■ **WRITTEN INSTRUCTION**: Scan the records for the string "color"; copy each line where it occurs.

■ **DATA EXTRACT**:
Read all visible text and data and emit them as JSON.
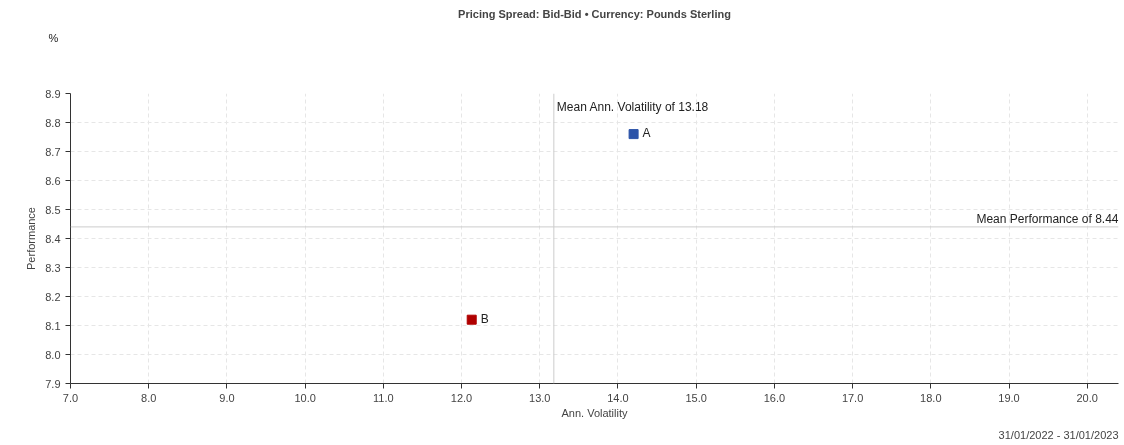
{
  "chart_data": {
    "type": "scatter",
    "title": "Pricing Spread: Bid-Bid • Currency: Pounds Sterling",
    "xlabel": "Ann. Volatility",
    "ylabel": "Performance",
    "annotations": [
      "%",
      "31/01/2022 - 31/01/2023"
    ],
    "series": [
      {
        "name": "A",
        "color": "#2a52a8",
        "x": [
          14.2
        ],
        "values": [
          8.76
        ]
      },
      {
        "name": "B",
        "color": "#b00000",
        "x": [
          12.13
        ],
        "values": [
          8.12
        ]
      }
    ],
    "marker": "square",
    "grid": true,
    "legend": false,
    "xlim": [
      7.0,
      20.4
    ],
    "xticks": [
      {
        "value": 7,
        "label": "7.0"
      },
      {
        "value": 8,
        "label": "8.0"
      },
      {
        "value": 9,
        "label": "9.0"
      },
      {
        "value": 10,
        "label": "10.0"
      },
      {
        "value": 11,
        "label": "11.0"
      },
      {
        "value": 12,
        "label": "12.0"
      },
      {
        "value": 13,
        "label": "13.0"
      },
      {
        "value": 14,
        "label": "14.0"
      },
      {
        "value": 15,
        "label": "15.0"
      },
      {
        "value": 16,
        "label": "16.0"
      },
      {
        "value": 17,
        "label": "17.0"
      },
      {
        "value": 18,
        "label": "18.0"
      },
      {
        "value": 19,
        "label": "19.0"
      },
      {
        "value": 20,
        "label": "20.0"
      }
    ],
    "ylim": [
      7.9,
      8.9
    ],
    "yticks": [
      7.9,
      {
        "value": 8,
        "label": "8.0"
      },
      8.1,
      8.2,
      8.3,
      8.4,
      8.5,
      8.6,
      8.7,
      8.8,
      8.9
    ],
    "ref_lines": [
      {
        "axis": "x",
        "value": 13.18,
        "label": "Mean Ann. Volatility of 13.18",
        "color": "#cccccc"
      },
      {
        "axis": "y",
        "value": 8.44,
        "label": "Mean Performance of 8.44",
        "color": "#cccccc"
      }
    ]
  }
}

■ **ANSWER TO THIS TASK**:
        "color": "#2a52a8",
        "color": "#b00000",
        "color": "#cccccc"
        "color": "#cccccc"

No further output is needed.